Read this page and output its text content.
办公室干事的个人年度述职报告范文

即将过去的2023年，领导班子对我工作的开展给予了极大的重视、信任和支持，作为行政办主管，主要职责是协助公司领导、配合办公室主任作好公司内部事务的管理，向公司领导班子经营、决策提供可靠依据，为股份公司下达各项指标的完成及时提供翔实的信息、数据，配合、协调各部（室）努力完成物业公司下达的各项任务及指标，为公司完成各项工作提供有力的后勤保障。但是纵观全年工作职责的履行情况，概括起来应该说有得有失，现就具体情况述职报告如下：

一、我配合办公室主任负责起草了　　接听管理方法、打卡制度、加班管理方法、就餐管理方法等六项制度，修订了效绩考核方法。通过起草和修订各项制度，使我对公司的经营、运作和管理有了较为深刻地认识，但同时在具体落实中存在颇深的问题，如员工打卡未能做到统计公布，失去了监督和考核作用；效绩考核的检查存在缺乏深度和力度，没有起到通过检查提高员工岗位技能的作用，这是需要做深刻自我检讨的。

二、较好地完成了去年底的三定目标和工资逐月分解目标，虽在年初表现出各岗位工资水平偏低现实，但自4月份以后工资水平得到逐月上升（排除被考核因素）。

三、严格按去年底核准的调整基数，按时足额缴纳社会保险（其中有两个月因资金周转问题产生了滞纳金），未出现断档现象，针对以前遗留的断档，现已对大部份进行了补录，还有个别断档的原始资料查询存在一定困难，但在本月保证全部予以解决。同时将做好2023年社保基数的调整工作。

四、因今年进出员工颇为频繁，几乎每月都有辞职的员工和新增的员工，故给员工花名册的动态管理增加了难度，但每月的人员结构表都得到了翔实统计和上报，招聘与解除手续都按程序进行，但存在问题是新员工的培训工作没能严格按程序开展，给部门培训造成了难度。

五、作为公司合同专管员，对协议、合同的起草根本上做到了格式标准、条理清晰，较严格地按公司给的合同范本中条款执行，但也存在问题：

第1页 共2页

··········

Task objective:
Output each record precisely as given.

Response to this task:
Read this page and output its text content.
办公室干事的个人年度述职报告范文

即将过去的2023年，领导班子对我工作的开展给予了极大的重视、信任和支持，作为行政办主管，主要职责是协助公司领导、配合办公室主任作好公司内部事务的管理，向公司领导班子经营、决策提供可靠依据，为股份公司下达各项指标的完成及时提供翔实的信息、数据，配合、协调各部（室）努力完成物业公司下达的各项任务及指标，为公司完成各项工作提供有力的后勤保障。但是纵观全年工作职责的履行情况，概括起来应该说有得有失，现就具体情况述职报告如下：

一、我配合办公室主任负责起草了　　接听管理方法、打卡制度、加班管理方法、就餐管理方法等六项制度，修订了效绩考核方法。通过起草和修订各项制度，使我对公司的经营、运作和管理有了较为深刻地认识，但同时在具体落实中存在颇深的问题，如员工打卡未能做到统计公布，失去了监督和考核作用；效绩考核的检查存在缺乏深度和力度，没有起到通过检查提高员工岗位技能的作用，这是需要做深刻自我检讨的。

二、较好地完成了去年底的三定目标和工资逐月分解目标，虽在年初表现出各岗位工资水平偏低现实，但自4月份以后工资水平得到逐月上升（排除被考核因素）。

三、严格按去年底核准的调整基数，按时足额缴纳社会保险（其中有两个月因资金周转问题产生了滞纳金），未出现断档现象，针对以前遗留的断档，现已对大部份进行了补录，还有个别断档的原始资料查询存在一定困难，但在本月保证全部予以解决。同时将做好2023年社保基数的调整工作。

四、因今年进出员工颇为频繁，几乎每月都有辞职的员工和新增的员工，故给员工花名册的动态管理增加了难度，但每月的人员结构表都得到了翔实统计和上报，招聘与解除手续都按程序进行，但存在问题是新员工的培训工作没能严格按程序开展，给部门培训造成了难度。

五、作为公司合同专管员，对协议、合同的起草根本上做到了格式标准、条理清晰，较严格地按公司给的合同范本中条款执行，但也存在问题：

第1页 共2页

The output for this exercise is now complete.